Exercise details: Please return the items below unchanged, from their first line through the line that contains "svg-text:R1: R1 (128, 72, 152, 93)".

Extracted data:
————

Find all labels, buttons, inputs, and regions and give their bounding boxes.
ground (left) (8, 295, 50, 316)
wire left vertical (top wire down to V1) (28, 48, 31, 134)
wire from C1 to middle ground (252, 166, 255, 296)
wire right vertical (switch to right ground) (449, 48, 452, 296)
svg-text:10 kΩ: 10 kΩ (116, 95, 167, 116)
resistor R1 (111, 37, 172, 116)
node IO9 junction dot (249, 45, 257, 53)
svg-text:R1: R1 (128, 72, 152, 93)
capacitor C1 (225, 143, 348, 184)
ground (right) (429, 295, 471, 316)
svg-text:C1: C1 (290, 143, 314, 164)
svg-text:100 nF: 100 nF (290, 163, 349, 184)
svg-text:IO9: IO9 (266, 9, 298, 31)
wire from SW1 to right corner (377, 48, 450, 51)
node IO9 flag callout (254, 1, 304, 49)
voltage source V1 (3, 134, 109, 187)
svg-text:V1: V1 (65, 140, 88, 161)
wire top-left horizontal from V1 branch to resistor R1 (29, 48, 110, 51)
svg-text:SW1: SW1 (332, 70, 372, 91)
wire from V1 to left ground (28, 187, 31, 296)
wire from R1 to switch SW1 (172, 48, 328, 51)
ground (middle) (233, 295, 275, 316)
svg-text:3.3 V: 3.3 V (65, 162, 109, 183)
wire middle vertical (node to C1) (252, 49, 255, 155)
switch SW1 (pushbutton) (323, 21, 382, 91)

————

Correct response:
Find all labels, buttons, inputs, and regions and give their bounding boxes.
ground (left) (8, 295, 50, 316)
wire left vertical (top wire down to V1) (28, 48, 31, 134)
wire from C1 to middle ground (252, 166, 255, 296)
wire right vertical (switch to right ground) (449, 48, 452, 296)
svg-text:10 kΩ: 10 kΩ (116, 95, 167, 116)
resistor R1 (111, 37, 172, 116)
node IO9 junction dot (249, 45, 257, 53)
svg-text:R1: R1 (128, 72, 152, 93)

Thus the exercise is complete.